## TASK DETAILS
List the lines of this listing that hold the word "populates".

## DATA TO PROCESS
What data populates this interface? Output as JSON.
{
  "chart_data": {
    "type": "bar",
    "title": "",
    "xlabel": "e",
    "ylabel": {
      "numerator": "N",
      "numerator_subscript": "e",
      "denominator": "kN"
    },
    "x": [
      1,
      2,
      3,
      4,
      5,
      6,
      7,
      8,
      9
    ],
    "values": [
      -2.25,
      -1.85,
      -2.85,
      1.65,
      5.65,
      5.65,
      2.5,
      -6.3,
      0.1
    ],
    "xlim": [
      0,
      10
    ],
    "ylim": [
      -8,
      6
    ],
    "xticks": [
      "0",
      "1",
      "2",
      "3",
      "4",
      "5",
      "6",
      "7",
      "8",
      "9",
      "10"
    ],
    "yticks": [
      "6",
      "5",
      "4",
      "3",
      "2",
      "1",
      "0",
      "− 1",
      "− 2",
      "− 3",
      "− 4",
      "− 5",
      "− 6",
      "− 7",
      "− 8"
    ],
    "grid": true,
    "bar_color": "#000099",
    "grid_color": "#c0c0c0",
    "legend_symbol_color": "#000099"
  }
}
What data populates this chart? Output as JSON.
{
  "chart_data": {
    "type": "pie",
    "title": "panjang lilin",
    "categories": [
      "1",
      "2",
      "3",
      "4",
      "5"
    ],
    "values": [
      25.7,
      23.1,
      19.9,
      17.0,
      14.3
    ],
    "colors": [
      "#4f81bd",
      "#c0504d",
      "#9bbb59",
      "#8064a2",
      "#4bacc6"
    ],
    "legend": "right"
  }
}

## WRITTEN RESPONSE
What data populates this interface? Output as JSON.
What data populates this chart? Output as JSON.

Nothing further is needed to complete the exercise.